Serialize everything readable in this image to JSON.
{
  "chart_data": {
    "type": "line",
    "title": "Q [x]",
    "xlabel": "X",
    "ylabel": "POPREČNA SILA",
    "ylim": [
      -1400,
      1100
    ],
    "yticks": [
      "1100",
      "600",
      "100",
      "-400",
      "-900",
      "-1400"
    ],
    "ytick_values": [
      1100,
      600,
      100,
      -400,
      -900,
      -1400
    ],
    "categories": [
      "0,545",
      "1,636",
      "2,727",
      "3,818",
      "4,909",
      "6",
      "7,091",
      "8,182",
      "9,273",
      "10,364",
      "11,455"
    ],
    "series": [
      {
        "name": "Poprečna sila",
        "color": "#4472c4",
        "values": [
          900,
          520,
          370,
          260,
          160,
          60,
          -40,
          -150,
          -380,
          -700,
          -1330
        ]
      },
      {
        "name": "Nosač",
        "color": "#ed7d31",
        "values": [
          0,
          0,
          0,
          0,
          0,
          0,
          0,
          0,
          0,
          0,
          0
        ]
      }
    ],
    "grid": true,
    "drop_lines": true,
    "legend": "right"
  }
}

**Work to be completed**
Repeat every line of the records above exactly.

**The result**
Serialize everything readable in this image to JSON.
{
  "chart_data": {
    "type": "line",
    "title": "Q [x]",
    "xlabel": "X",
    "ylabel": "POPREČNA SILA",
    "ylim": [
      -1400,
      1100
    ],
    "yticks": [
      "1100",
      "600",
      "100",
      "-400",
      "-900",
      "-1400"
    ],
    "ytick_values": [
      1100,
      600,
      100,
      -400,
      -900,
      -1400
    ],
    "categories": [
      "0,545",
      "1,636",
      "2,727",
      "3,818",
      "4,909",
      "6",
      "7,091",
      "8,182",
      "9,273",
      "10,364",
      "11,455"
    ],
    "series": [
      {
        "name": "Poprečna sila",
        "color": "#4472c4",
        "values": [
          900,
          520,
          370,
          260,
          160,
          60,
          -40,
          -150,
          -380,
          -700,
          -1330
        ]
      },
      {
        "name": "Nosač",
        "color": "#ed7d31",
        "values": [
          0,
          0,
          0,
          0,
          0,
          0,
          0,
          0,
          0,
          0,
          0
        ]
      }
    ],
    "grid": true,
    "drop_lines": true,
    "legend": "right"
  }
}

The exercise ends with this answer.